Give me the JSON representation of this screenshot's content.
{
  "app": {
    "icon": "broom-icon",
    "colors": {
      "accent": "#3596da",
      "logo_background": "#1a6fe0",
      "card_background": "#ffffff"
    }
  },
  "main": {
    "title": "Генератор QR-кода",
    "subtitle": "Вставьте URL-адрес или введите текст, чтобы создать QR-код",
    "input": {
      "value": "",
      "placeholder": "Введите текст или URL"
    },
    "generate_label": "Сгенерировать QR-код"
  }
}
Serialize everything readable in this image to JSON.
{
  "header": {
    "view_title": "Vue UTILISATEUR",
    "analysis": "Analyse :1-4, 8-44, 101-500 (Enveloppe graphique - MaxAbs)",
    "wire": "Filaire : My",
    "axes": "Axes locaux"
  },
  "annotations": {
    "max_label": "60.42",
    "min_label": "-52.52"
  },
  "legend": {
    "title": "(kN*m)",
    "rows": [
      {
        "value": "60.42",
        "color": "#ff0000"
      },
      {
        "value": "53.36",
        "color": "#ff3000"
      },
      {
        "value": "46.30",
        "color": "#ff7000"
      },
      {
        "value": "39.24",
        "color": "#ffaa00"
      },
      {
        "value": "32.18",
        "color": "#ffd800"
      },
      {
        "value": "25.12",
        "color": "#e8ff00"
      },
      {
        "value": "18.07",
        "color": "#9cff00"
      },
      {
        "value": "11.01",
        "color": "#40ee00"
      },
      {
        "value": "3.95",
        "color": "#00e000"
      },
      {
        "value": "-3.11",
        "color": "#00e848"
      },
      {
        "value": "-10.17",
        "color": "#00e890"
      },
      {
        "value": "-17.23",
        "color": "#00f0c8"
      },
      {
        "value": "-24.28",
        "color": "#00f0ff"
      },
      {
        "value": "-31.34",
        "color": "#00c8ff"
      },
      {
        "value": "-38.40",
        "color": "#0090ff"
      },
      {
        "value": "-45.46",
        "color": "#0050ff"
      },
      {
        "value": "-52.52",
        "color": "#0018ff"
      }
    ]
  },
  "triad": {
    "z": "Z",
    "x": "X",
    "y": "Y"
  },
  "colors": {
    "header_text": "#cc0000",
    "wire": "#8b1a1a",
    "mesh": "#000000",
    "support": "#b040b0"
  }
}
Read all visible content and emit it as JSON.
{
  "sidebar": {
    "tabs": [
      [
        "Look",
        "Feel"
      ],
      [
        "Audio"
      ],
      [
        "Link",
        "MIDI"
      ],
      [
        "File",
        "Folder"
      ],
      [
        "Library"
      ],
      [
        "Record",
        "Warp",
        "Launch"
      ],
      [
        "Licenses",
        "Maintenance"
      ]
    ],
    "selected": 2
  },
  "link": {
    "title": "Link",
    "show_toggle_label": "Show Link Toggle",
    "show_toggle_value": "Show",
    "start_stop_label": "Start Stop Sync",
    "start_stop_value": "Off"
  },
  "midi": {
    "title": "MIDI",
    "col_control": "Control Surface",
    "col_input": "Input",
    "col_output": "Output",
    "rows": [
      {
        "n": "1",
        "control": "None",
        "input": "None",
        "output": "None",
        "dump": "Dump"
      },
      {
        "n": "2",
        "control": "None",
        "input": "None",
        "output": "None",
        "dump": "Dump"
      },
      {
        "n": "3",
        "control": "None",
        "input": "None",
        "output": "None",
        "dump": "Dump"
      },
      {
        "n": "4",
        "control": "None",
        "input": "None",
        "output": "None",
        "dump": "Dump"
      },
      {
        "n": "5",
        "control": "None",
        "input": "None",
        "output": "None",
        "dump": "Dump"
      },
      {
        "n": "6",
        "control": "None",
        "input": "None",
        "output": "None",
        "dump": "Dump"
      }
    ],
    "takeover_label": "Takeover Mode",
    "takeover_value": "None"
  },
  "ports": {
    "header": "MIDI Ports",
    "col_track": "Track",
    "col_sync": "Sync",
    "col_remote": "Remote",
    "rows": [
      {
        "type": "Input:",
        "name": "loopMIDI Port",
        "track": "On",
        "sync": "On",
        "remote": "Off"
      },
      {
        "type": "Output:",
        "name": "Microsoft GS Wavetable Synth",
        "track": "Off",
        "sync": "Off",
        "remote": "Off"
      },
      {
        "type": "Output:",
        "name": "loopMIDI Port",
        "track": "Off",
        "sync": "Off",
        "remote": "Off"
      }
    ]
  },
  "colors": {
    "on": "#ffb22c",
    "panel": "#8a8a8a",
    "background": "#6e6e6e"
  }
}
----------------------------------------
> **Task**
Here, the records must be output exactly and in full.

> **Solution to this problem**
Give me the JSON representation of this screenshot's content.
{
  "app": {
    "icon": "broom-icon",
    "colors": {
      "accent": "#3596da",
      "logo_background": "#1a6fe0",
      "card_background": "#ffffff"
    }
  },
  "main": {
    "title": "Генератор QR-кода",
    "subtitle": "Вставьте URL-адрес или введите текст, чтобы создать QR-код",
    "input": {
      "value": "",
      "placeholder": "Введите текст или URL"
    },
    "generate_label": "Сгенерировать QR-код"
  }
}
Serialize everything readable in this image to JSON.
{
  "header": {
    "view_title": "Vue UTILISATEUR",
    "analysis": "Analyse :1-4, 8-44, 101-500 (Enveloppe graphique - MaxAbs)",
    "wire": "Filaire : My",
    "axes": "Axes locaux"
  },
  "annotations": {
    "max_label": "60.42",
    "min_label": "-52.52"
  },
  "legend": {
    "title": "(kN*m)",
    "rows": [
      {
        "value": "60.42",
        "color": "#ff0000"
      },
      {
        "value": "53.36",
        "color": "#ff3000"
      },
      {
        "value": "46.30",
        "color": "#ff7000"
      },
      {
        "value": "39.24",
        "color": "#ffaa00"
      },
      {
        "value": "32.18",
        "color": "#ffd800"
      },
      {
        "value": "25.12",
        "color": "#e8ff00"
      },
      {
        "value": "18.07",
        "color": "#9cff00"
      },
      {
        "value": "11.01",
        "color": "#40ee00"
      },
      {
        "value": "3.95",
        "color": "#00e000"
      },
      {
        "value": "-3.11",
        "color": "#00e848"
      },
      {
        "value": "-10.17",
        "color": "#00e890"
      },
      {
        "value": "-17.23",
        "color": "#00f0c8"
      },
      {
        "value": "-24.28",
        "color": "#00f0ff"
      },
      {
        "value": "-31.34",
        "color": "#00c8ff"
      },
      {
        "value": "-38.40",
        "color": "#0090ff"
      },
      {
        "value": "-45.46",
        "color": "#0050ff"
      },
      {
        "value": "-52.52",
        "color": "#0018ff"
      }
    ]
  },
  "triad": {
    "z": "Z",
    "x": "X",
    "y": "Y"
  },
  "colors": {
    "header_text": "#cc0000",
    "wire": "#8b1a1a",
    "mesh": "#000000",
    "support": "#b040b0"
  }
}
Read all visible content and emit it as JSON.
{
  "sidebar": {
    "tabs": [
      [
        "Look",
        "Feel"
      ],
      [
        "Audio"
      ],
      [
        "Link",
        "MIDI"
      ],
      [
        "File",
        "Folder"
      ],
      [
        "Library"
      ],
      [
        "Record",
        "Warp",
        "Launch"
      ],
      [
        "Licenses",
        "Maintenance"
      ]
    ],
    "selected": 2
  },
  "link": {
    "title": "Link",
    "show_toggle_label": "Show Link Toggle",
    "show_toggle_value": "Show",
    "start_stop_label": "Start Stop Sync",
    "start_stop_value": "Off"
  },
  "midi": {
    "title": "MIDI",
    "col_control": "Control Surface",
    "col_input": "Input",
    "col_output": "Output",
    "rows": [
      {
        "n": "1",
        "control": "None",
        "input": "None",
        "output": "None",
        "dump": "Dump"
      },
      {
        "n": "2",
        "control": "None",
        "input": "None",
        "output": "None",
        "dump": "Dump"
      },
      {
        "n": "3",
        "control": "None",
        "input": "None",
        "output": "None",
        "dump": "Dump"
      },
      {
        "n": "4",
        "control": "None",
        "input": "None",
        "output": "None",
        "dump": "Dump"
      },
      {
        "n": "5",
        "control": "None",
        "input": "None",
        "output": "None",
        "dump": "Dump"
      },
      {
        "n": "6",
        "control": "None",
        "input": "None",
        "output": "None",
        "dump": "Dump"
      }
    ],
    "takeover_label": "Takeover Mode",
    "takeover_value": "None"
  },
  "ports": {
    "header": "MIDI Ports",
    "col_track": "Track",
    "col_sync": "Sync",
    "col_remote": "Remote",
    "rows": [
      {
        "type": "Input:",
        "name": "loopMIDI Port",
        "track": "On",
        "sync": "On",
        "remote": "Off"
      },
      {
        "type": "Output:",
        "name": "Microsoft GS Wavetable Synth",
        "track": "Off",
        "sync": "Off",
        "remote": "Off"
      },
      {
        "type": "Output:",
        "name": "loopMIDI Port",
        "track": "Off",
        "sync": "Off",
        "remote": "Off"
      }
    ]
  },
  "colors": {
    "on": "#ffb22c",
    "panel": "#8a8a8a",
    "background": "#6e6e6e"
  }
}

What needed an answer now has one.